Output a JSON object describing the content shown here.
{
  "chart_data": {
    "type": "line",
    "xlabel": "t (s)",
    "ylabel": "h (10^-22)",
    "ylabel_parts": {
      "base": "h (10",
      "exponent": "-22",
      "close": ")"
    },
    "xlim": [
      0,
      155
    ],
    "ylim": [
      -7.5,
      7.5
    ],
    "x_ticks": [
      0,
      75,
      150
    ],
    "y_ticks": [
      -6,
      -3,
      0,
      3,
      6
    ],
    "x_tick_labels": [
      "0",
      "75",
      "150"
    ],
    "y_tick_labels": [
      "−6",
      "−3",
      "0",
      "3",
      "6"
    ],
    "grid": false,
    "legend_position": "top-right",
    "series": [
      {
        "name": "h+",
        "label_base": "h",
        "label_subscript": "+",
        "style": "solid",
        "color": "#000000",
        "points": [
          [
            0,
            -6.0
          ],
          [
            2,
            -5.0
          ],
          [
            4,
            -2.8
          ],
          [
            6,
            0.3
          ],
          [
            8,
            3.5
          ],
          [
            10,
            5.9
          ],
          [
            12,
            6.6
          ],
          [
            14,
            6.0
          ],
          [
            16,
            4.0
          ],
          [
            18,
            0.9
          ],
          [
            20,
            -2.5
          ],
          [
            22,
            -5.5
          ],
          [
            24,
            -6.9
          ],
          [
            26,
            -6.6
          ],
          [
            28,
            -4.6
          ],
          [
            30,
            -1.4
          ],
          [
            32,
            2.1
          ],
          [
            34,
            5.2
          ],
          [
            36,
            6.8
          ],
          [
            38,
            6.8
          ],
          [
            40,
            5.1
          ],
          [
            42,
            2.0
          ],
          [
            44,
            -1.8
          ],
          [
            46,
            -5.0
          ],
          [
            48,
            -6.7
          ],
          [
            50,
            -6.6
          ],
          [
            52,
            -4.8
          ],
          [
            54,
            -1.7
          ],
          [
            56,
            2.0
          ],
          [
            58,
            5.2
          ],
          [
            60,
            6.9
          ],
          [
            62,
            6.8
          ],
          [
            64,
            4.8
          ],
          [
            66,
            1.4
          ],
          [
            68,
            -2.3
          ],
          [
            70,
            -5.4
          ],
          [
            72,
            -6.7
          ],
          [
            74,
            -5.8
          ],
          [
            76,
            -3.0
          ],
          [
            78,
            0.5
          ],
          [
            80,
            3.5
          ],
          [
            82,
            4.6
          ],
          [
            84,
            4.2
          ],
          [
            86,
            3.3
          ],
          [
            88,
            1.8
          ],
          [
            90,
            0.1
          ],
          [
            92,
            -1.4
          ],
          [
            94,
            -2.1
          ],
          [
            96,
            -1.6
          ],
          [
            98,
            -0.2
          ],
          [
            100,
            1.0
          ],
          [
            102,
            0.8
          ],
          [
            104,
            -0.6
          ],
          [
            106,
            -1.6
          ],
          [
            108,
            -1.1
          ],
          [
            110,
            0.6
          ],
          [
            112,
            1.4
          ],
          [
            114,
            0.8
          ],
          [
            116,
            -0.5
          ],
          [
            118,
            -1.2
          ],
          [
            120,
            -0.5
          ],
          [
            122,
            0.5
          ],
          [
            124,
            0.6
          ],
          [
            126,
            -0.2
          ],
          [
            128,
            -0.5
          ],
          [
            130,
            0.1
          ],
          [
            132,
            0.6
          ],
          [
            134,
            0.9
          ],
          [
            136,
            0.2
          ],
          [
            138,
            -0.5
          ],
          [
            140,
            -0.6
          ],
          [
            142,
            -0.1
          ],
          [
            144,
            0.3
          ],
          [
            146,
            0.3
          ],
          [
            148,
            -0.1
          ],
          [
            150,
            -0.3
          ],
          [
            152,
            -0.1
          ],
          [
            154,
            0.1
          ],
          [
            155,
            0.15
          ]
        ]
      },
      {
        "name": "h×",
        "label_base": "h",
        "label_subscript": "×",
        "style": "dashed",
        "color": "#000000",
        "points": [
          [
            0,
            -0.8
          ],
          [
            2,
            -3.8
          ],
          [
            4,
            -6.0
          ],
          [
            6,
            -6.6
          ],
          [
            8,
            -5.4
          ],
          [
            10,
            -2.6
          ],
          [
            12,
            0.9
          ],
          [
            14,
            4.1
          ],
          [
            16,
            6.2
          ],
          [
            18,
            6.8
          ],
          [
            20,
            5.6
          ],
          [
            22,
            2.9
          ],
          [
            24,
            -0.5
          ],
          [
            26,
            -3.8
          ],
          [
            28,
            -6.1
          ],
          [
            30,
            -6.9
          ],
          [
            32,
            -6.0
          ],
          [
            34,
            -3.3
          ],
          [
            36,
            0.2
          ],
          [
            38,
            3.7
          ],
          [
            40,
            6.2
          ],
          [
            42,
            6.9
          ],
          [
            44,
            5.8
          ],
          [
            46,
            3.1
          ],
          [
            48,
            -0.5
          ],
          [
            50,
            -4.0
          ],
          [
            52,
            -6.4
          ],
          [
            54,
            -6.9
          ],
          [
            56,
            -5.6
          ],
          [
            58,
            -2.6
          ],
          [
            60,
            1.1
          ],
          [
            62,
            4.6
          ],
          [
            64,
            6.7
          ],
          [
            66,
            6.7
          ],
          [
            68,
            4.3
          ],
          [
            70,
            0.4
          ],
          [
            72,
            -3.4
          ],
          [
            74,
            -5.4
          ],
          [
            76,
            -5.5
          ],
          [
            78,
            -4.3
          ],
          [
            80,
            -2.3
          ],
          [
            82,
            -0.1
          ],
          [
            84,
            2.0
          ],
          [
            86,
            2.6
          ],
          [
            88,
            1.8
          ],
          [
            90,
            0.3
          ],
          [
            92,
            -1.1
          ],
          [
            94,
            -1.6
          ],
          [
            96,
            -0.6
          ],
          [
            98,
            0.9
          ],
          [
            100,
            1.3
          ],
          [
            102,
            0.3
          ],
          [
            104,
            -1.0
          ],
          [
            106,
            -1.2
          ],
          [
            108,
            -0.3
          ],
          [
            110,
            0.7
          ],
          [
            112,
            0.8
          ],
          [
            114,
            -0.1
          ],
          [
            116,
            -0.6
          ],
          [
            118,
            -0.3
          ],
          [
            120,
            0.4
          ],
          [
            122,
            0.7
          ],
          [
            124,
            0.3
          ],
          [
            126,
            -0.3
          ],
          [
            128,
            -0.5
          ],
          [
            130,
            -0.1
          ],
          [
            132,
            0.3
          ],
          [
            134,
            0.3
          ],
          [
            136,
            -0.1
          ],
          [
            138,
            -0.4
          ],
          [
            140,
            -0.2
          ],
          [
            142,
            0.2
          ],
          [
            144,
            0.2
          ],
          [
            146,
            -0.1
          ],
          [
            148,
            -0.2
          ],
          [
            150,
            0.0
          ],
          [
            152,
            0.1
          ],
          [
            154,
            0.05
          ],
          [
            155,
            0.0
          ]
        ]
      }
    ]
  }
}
+++
• **Objective**
Reproduce the entries above in full, verbatim.

• **Output for this task**
Output a JSON object describing the content shown here.
{
  "chart_data": {
    "type": "line",
    "xlabel": "t (s)",
    "ylabel": "h (10^-22)",
    "ylabel_parts": {
      "base": "h (10",
      "exponent": "-22",
      "close": ")"
    },
    "xlim": [
      0,
      155
    ],
    "ylim": [
      -7.5,
      7.5
    ],
    "x_ticks": [
      0,
      75,
      150
    ],
    "y_ticks": [
      -6,
      -3,
      0,
      3,
      6
    ],
    "x_tick_labels": [
      "0",
      "75",
      "150"
    ],
    "y_tick_labels": [
      "−6",
      "−3",
      "0",
      "3",
      "6"
    ],
    "grid": false,
    "legend_position": "top-right",
    "series": [
      {
        "name": "h+",
        "label_base": "h",
        "label_subscript": "+",
        "style": "solid",
        "color": "#000000",
        "points": [
          [
            0,
            -6.0
          ],
          [
            2,
            -5.0
          ],
          [
            4,
            -2.8
          ],
          [
            6,
            0.3
          ],
          [
            8,
            3.5
          ],
          [
            10,
            5.9
          ],
          [
            12,
            6.6
          ],
          [
            14,
            6.0
          ],
          [
            16,
            4.0
          ],
          [
            18,
            0.9
          ],
          [
            20,
            -2.5
          ],
          [
            22,
            -5.5
          ],
          [
            24,
            -6.9
          ],
          [
            26,
            -6.6
          ],
          [
            28,
            -4.6
          ],
          [
            30,
            -1.4
          ],
          [
            32,
            2.1
          ],
          [
            34,
            5.2
          ],
          [
            36,
            6.8
          ],
          [
            38,
            6.8
          ],
          [
            40,
            5.1
          ],
          [
            42,
            2.0
          ],
          [
            44,
            -1.8
          ],
          [
            46,
            -5.0
          ],
          [
            48,
            -6.7
          ],
          [
            50,
            -6.6
          ],
          [
            52,
            -4.8
          ],
          [
            54,
            -1.7
          ],
          [
            56,
            2.0
          ],
          [
            58,
            5.2
          ],
          [
            60,
            6.9
          ],
          [
            62,
            6.8
          ],
          [
            64,
            4.8
          ],
          [
            66,
            1.4
          ],
          [
            68,
            -2.3
          ],
          [
            70,
            -5.4
          ],
          [
            72,
            -6.7
          ],
          [
            74,
            -5.8
          ],
          [
            76,
            -3.0
          ],
          [
            78,
            0.5
          ],
          [
            80,
            3.5
          ],
          [
            82,
            4.6
          ],
          [
            84,
            4.2
          ],
          [
            86,
            3.3
          ],
          [
            88,
            1.8
          ],
          [
            90,
            0.1
          ],
          [
            92,
            -1.4
          ],
          [
            94,
            -2.1
          ],
          [
            96,
            -1.6
          ],
          [
            98,
            -0.2
          ],
          [
            100,
            1.0
          ],
          [
            102,
            0.8
          ],
          [
            104,
            -0.6
          ],
          [
            106,
            -1.6
          ],
          [
            108,
            -1.1
          ],
          [
            110,
            0.6
          ],
          [
            112,
            1.4
          ],
          [
            114,
            0.8
          ],
          [
            116,
            -0.5
          ],
          [
            118,
            -1.2
          ],
          [
            120,
            -0.5
          ],
          [
            122,
            0.5
          ],
          [
            124,
            0.6
          ],
          [
            126,
            -0.2
          ],
          [
            128,
            -0.5
          ],
          [
            130,
            0.1
          ],
          [
            132,
            0.6
          ],
          [
            134,
            0.9
          ],
          [
            136,
            0.2
          ],
          [
            138,
            -0.5
          ],
          [
            140,
            -0.6
          ],
          [
            142,
            -0.1
          ],
          [
            144,
            0.3
          ],
          [
            146,
            0.3
          ],
          [
            148,
            -0.1
          ],
          [
            150,
            -0.3
          ],
          [
            152,
            -0.1
          ],
          [
            154,
            0.1
          ],
          [
            155,
            0.15
          ]
        ]
      },
      {
        "name": "h×",
        "label_base": "h",
        "label_subscript": "×",
        "style": "dashed",
        "color": "#000000",
        "points": [
          [
            0,
            -0.8
          ],
          [
            2,
            -3.8
          ],
          [
            4,
            -6.0
          ],
          [
            6,
            -6.6
          ],
          [
            8,
            -5.4
          ],
          [
            10,
            -2.6
          ],
          [
            12,
            0.9
          ],
          [
            14,
            4.1
          ],
          [
            16,
            6.2
          ],
          [
            18,
            6.8
          ],
          [
            20,
            5.6
          ],
          [
            22,
            2.9
          ],
          [
            24,
            -0.5
          ],
          [
            26,
            -3.8
          ],
          [
            28,
            -6.1
          ],
          [
            30,
            -6.9
          ],
          [
            32,
            -6.0
          ],
          [
            34,
            -3.3
          ],
          [
            36,
            0.2
          ],
          [
            38,
            3.7
          ],
          [
            40,
            6.2
          ],
          [
            42,
            6.9
          ],
          [
            44,
            5.8
          ],
          [
            46,
            3.1
          ],
          [
            48,
            -0.5
          ],
          [
            50,
            -4.0
          ],
          [
            52,
            -6.4
          ],
          [
            54,
            -6.9
          ],
          [
            56,
            -5.6
          ],
          [
            58,
            -2.6
          ],
          [
            60,
            1.1
          ],
          [
            62,
            4.6
          ],
          [
            64,
            6.7
          ],
          [
            66,
            6.7
          ],
          [
            68,
            4.3
          ],
          [
            70,
            0.4
          ],
          [
            72,
            -3.4
          ],
          [
            74,
            -5.4
          ],
          [
            76,
            -5.5
          ],
          [
            78,
            -4.3
          ],
          [
            80,
            -2.3
          ],
          [
            82,
            -0.1
          ],
          [
            84,
            2.0
          ],
          [
            86,
            2.6
          ],
          [
            88,
            1.8
          ],
          [
            90,
            0.3
          ],
          [
            92,
            -1.1
          ],
          [
            94,
            -1.6
          ],
          [
            96,
            -0.6
          ],
          [
            98,
            0.9
          ],
          [
            100,
            1.3
          ],
          [
            102,
            0.3
          ],
          [
            104,
            -1.0
          ],
          [
            106,
            -1.2
          ],
          [
            108,
            -0.3
          ],
          [
            110,
            0.7
          ],
          [
            112,
            0.8
          ],
          [
            114,
            -0.1
          ],
          [
            116,
            -0.6
          ],
          [
            118,
            -0.3
          ],
          [
            120,
            0.4
          ],
          [
            122,
            0.7
          ],
          [
            124,
            0.3
          ],
          [
            126,
            -0.3
          ],
          [
            128,
            -0.5
          ],
          [
            130,
            -0.1
          ],
          [
            132,
            0.3
          ],
          [
            134,
            0.3
          ],
          [
            136,
            -0.1
          ],
          [
            138,
            -0.4
          ],
          [
            140,
            -0.2
          ],
          [
            142,
            0.2
          ],
          [
            144,
            0.2
          ],
          [
            146,
            -0.1
          ],
          [
            148,
            -0.2
          ],
          [
            150,
            0.0
          ],
          [
            152,
            0.1
          ],
          [
            154,
            0.05
          ],
          [
            155,
            0.0
          ]
        ]
      }
    ]
  }
}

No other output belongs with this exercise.